Aim:
Count the rows below that contain the string "series". Reply with the number alone.
## Begin
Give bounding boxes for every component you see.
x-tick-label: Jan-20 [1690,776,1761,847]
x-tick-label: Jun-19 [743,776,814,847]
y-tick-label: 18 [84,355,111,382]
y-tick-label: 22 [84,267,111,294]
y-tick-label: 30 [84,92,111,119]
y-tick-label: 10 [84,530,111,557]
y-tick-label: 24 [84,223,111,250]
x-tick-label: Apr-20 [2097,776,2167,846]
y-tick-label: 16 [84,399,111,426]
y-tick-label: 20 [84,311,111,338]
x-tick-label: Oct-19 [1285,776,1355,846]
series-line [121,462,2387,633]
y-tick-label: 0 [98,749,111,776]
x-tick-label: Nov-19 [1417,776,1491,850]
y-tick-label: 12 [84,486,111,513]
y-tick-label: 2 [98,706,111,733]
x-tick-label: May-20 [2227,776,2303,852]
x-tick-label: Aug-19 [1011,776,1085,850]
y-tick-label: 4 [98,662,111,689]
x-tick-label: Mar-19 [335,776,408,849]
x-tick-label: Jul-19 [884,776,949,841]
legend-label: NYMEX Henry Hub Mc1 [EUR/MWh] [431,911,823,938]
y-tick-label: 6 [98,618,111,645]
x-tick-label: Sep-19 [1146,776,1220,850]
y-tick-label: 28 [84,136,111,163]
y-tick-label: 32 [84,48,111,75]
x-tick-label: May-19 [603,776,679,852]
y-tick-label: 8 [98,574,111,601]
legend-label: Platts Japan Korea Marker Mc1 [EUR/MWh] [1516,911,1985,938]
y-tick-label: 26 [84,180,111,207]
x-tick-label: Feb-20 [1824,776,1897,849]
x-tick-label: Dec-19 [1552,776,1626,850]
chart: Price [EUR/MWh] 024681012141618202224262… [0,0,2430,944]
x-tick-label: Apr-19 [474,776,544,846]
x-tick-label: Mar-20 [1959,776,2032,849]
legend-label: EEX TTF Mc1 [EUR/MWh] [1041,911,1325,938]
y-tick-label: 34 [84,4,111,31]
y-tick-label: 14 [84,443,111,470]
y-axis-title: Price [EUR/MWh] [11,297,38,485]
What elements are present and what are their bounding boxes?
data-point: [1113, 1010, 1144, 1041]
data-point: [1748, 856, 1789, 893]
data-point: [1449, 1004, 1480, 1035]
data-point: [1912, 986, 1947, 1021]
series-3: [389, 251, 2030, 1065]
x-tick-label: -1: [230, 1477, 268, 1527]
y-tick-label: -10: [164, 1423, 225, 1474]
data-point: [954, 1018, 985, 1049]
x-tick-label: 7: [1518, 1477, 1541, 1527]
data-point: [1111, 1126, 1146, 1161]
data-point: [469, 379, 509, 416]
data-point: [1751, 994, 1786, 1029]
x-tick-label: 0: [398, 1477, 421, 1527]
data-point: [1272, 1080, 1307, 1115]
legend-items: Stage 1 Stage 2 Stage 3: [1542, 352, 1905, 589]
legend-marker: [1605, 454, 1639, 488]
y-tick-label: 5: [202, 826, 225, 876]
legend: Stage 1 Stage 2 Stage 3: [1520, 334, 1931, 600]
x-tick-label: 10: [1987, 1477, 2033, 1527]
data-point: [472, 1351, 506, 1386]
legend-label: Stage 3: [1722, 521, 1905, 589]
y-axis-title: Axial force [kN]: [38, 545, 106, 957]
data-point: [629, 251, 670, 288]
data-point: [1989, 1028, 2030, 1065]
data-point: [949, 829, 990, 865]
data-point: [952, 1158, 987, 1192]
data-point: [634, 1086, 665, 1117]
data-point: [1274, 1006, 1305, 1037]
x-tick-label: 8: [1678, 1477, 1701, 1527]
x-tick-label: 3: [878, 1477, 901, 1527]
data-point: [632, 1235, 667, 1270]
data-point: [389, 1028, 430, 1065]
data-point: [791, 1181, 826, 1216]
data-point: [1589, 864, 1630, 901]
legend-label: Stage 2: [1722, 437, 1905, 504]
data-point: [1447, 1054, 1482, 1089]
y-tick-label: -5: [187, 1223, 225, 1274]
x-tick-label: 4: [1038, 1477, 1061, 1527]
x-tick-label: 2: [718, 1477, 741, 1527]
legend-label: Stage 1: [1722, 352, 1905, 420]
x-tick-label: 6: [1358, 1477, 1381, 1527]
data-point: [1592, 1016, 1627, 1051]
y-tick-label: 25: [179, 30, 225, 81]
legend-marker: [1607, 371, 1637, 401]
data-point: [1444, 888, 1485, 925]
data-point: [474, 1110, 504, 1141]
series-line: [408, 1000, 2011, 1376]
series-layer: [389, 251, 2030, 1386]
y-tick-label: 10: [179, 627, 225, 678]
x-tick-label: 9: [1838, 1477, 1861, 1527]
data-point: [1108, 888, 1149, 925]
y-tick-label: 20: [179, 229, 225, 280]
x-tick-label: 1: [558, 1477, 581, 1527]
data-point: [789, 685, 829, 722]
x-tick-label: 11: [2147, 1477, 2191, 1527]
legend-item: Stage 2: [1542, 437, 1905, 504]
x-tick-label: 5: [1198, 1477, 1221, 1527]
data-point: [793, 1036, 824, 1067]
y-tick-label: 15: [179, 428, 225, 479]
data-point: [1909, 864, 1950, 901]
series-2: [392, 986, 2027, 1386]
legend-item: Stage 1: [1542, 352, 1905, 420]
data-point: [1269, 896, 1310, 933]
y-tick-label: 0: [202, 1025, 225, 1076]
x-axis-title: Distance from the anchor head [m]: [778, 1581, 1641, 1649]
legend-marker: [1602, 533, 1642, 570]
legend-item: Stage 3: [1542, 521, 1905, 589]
## End
Completed exercise:
5